■ EXERCISE BRIEF ■
The passage below about medieval Italian towers gives examples of towers that buildings grew around. List each of these towers along with the city it stands in.

■ PASSAGE GIVEN ■
▼▼▼

In all, this pattern of tower construction is fairly well aligned with the preferences of builders of medieval aristocratic homes in the rest of medieval Italy. We just don’t really notice towers outside really notable examples like the half-dozen truly tall towers still standing in Bologna. This is because if they weren't outright demolished in the following centuries, many got “Gobbled Up” as buildings grew around them. Here are some examples of what that looks like:

In Milan, the tower of the Meravigli: http://blog.urbanfile.org/wp-content/uploads/2015/01/2014-10-18-Meravigli-0.jpg

In Florence, the tower of the Giuochi: https://museocasadidante.it/wp-content/uploads/1970/01/esterno-museo-casa-di-dante.jpg (commonly referred to as, “Dante’s House” and home to the eponymous museum, however the consensus is that the poet was actually born in one of the neighboring homes and certainly not in this building)

And in Bologna itself, the tower of the Agresti: http://www.torridibologna.it/wp-content/uploads/2018/11/agrestintera.jpg

To see what these towers would have looked like in their prime, you can take note of all the towers in this depiction of the "Ideal" city as envisioned in the late the 13th century: https://www.flickr.com/photos/117367017@N06/12560175855

So even though nowadays they don't seem so impressive beside the large buildings that have sprung up beside them, in their day these these towers would have stood prominently in their neighborhood without being shockingly tall, in Bologna as elsewhere.

Towers appear in lots of places, and you might imagine building towers is not an arbitrary choice. They’re fairly simple and efficient defensive structures, which we wouldn’t be surprised to find attached to even the most modest rural baron’s manor, as well as over bridges, gatehouses, or even as stand-alone structures. The fashion of building towers in Bologna, much like in the rest of Italy, probably began precisely with gatehouses. In the communal governments of the Italian cities, it was common for powerful and influential dynasties to be assigned the responsibility of a gatehouse’s maintenance and defense in exchange for special powers and privileges (in Milan, this was actually an integral part of the government system). Notably, the aforementioned Torre degli Asinelli in Bologna, in its earliest form, stood over “Porta Ravegnina” (or “Porta Ravennate”) from which the road from Bologna to Ravenna began (the postal address of the intersection where the tower stands is still formally, “Piazza di Porta Ravegnina,” although nowadays there is little to no remnant of this earliest circle of walls, save some hints in the street grid).

▲▲▲

■ INFORMATION SHOWN ■
▼▼▼

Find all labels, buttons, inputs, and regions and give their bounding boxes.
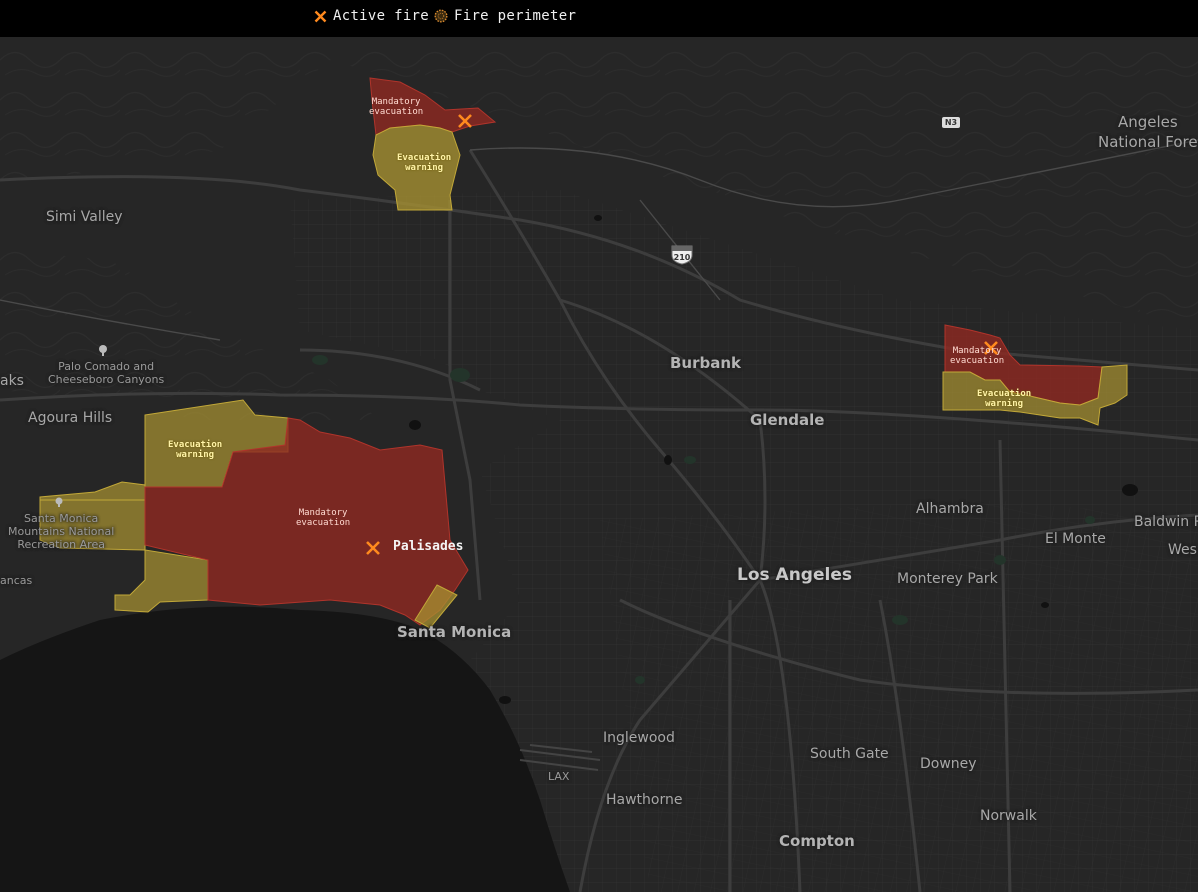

▲▲▲

■ SOLUTION TO THIS TASK ■
- The tower of the Meravigli, in Milan
- The tower of the Giuochi, in Florence
- The tower of the Agresti, in Bologna